INPUT RECORDS:
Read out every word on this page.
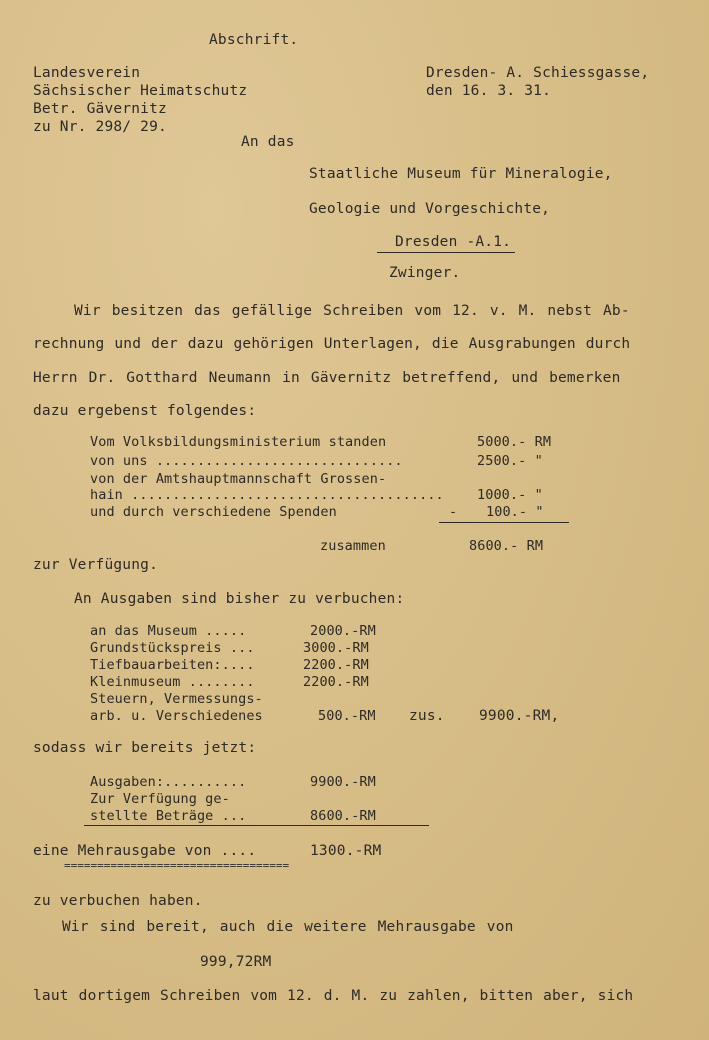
Abschrift.
Landesverein
Sächsischer Heimatschutz
Betr. Gävernitz
zu Nr. 298/ 29.
Dresden- A. Schiessgasse,
den 16. 3. 31.
An das
Staatliche Museum für Mineralogie,
Geologie und Vorgeschichte,
Dresden -A.1.
Zwinger.
Wir besitzen das gefällige Schreiben vom 12. v. M. nebst Ab-
rechnung und der dazu gehörigen Unterlagen, die Ausgrabungen durch
Herrn Dr. Gotthard Neumann in Gävernitz betreffend, und bemerken
dazu ergebenst folgendes:
Vom Volksbildungsministerium standen	5000.- RM
von uns ..............................	2500.- "
von der Amtshauptmannschaft Grossen-
hain ...................................... 1000.- "
und durch verschiedene Spenden	- 100.- "
zusammen	8600.- RM
zur Verfügung.
An Ausgaben sind bisher zu verbuchen:
an das Museum .....	2000.-RM
Grundstückspreis ...	3000.-RM
Tiefbauarbeiten:....	2200.-RM
Kleinmuseum ........	2200.-RM
Steuern, Vermessungs-
arb. u. Verschiedenes	500.-RM zus. 9900.-RM,
sodass wir bereits jetzt:
Ausgaben:..........	9900.-RM
Zur Verfügung ge-
stellte Beträge ...	8600.-RM
eine Mehrausgabe von ....	1300.-RM
==================================
zu verbuchen haben.
Wir sind bereit, auch die weitere Mehrausgabe von
999,72RM
laut dortigem Schreiben vom 12. d. M. zu zahlen, bitten aber, sich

WHAT THE TASK ASKS: Every line of the material is to be quoted exactly, with no pictures carried over.

COMPLETED TASK:
Read out every word on this page.
Abschrift.
Landesverein
Sächsischer Heimatschutz
Betr. Gävernitz
zu Nr. 298/ 29.
Dresden- A. Schiessgasse,
den 16. 3. 31.
An das
Staatliche Museum für Mineralogie,
Geologie und Vorgeschichte,
Dresden -A.1.
Zwinger.
Wir besitzen das gefällige Schreiben vom 12. v. M. nebst Ab-
rechnung und der dazu gehörigen Unterlagen, die Ausgrabungen durch
Herrn Dr. Gotthard Neumann in Gävernitz betreffend, und bemerken
dazu ergebenst folgendes:
Vom Volksbildungsministerium standen	5000.- RM
von uns ..............................	2500.- "
von der Amtshauptmannschaft Grossen-
hain ...................................... 1000.- "
und durch verschiedene Spenden	- 100.- "
zusammen	8600.- RM
zur Verfügung.
An Ausgaben sind bisher zu verbuchen:
an das Museum .....	2000.-RM
Grundstückspreis ...	3000.-RM
Tiefbauarbeiten:....	2200.-RM
Kleinmuseum ........	2200.-RM
Steuern, Vermessungs-
arb. u. Verschiedenes	500.-RM zus. 9900.-RM,
sodass wir bereits jetzt:
Ausgaben:..........	9900.-RM
Zur Verfügung ge-
stellte Beträge ...	8600.-RM
eine Mehrausgabe von ....	1300.-RM
==================================
zu verbuchen haben.
Wir sind bereit, auch die weitere Mehrausgabe von
999,72RM
laut dortigem Schreiben vom 12. d. M. zu zahlen, bitten aber, sich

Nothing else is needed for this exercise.